Filter for the word "description" and keep each matching line.

+++ INPUT RECORDS +++

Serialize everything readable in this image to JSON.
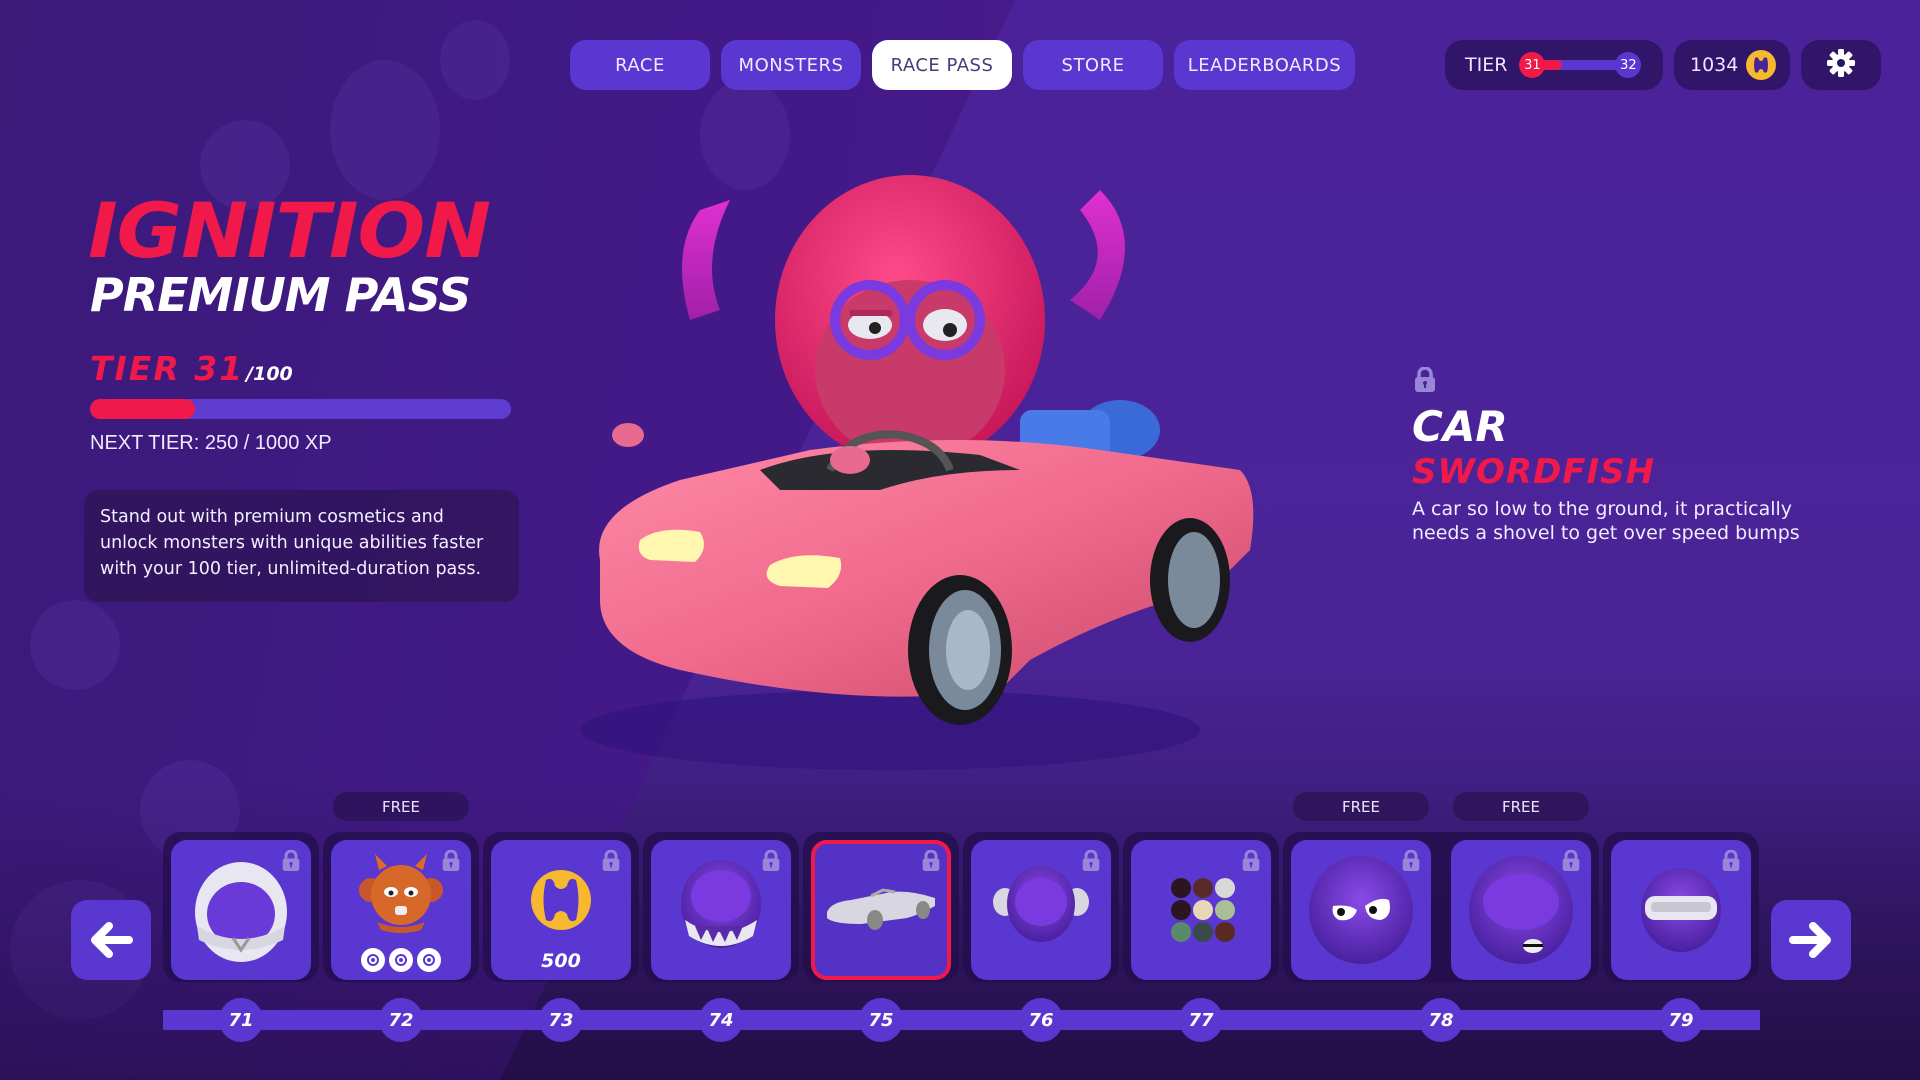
{
  "nav": {
    "tabs": [
      {
        "label": "RACE",
        "active": false
      },
      {
        "label": "MONSTERS",
        "active": false
      },
      {
        "label": "RACE PASS",
        "active": true
      },
      {
        "label": "STORE",
        "active": false
      },
      {
        "label": "LEADERBOARDS",
        "active": false
      }
    ]
  },
  "hud": {
    "tier_label": "TIER",
    "current_tier": "31",
    "next_tier": "32",
    "tier_progress": 0.25,
    "coins": "1034",
    "coin_icon": "monster-coin-icon",
    "settings_icon": "gear-icon"
  },
  "pass": {
    "title": "IGNITION",
    "subtitle": "PREMIUM PASS",
    "tier_text": "TIER 31",
    "tier_max": "/100",
    "progress": 0.25,
    "next_tier_text": "NEXT TIER: 250 / 1000 XP",
    "description": "Stand out with premium cosmetics and unlock monsters with unique abilities faster with your 100 tier, unlimited-duration pass."
  },
  "selected_item": {
    "locked": true,
    "type": "CAR",
    "name": "SWORDFISH",
    "description": "A car so low to the ground, it practically needs a shovel to get over speed bumps"
  },
  "rewards": {
    "free_label": "FREE",
    "items": [
      {
        "tier": "71",
        "kind": "helmet-white",
        "free": false,
        "locked": true
      },
      {
        "tier": "72",
        "kind": "monster",
        "free": true,
        "locked": true
      },
      {
        "tier": "73",
        "kind": "coins",
        "amount": "500",
        "free": false,
        "locked": true
      },
      {
        "tier": "74",
        "kind": "helmet-teeth",
        "free": false,
        "locked": true
      },
      {
        "tier": "75",
        "kind": "car",
        "free": false,
        "locked": true,
        "selected": true
      },
      {
        "tier": "76",
        "kind": "helmet-ears",
        "free": false,
        "locked": true
      },
      {
        "tier": "77",
        "kind": "color-palette",
        "free": false,
        "locked": true
      },
      {
        "tier": "78",
        "kind": "face-eyes",
        "free": true,
        "locked": true
      },
      {
        "tier": "78",
        "kind": "face-mouth",
        "free": true,
        "locked": true
      },
      {
        "tier": "79",
        "kind": "helmet-visor",
        "free": false,
        "locked": true
      }
    ],
    "tier_nodes": [
      "71",
      "72",
      "73",
      "74",
      "75",
      "76",
      "77",
      "78",
      "79"
    ],
    "palette_colors": [
      "#2a1520",
      "#5a2a2a",
      "#d8d8d8",
      "#2a1520",
      "#e8d8b8",
      "#a8c098",
      "#5a8a6a",
      "#3a4a4a",
      "#5a2a22"
    ]
  },
  "colors": {
    "accent": "#f0194a",
    "primary": "#5a37d0",
    "coin": "#f5b82e"
  }
}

+++

## TASK OUTPUT
    "description": "Stand out with premium cosmetics and unlock monsters with unique abilities faster with your 100 tier, unlimited-duration pass."
    "description": "A car so low to the ground, it practically needs a shovel to get over speed bumps"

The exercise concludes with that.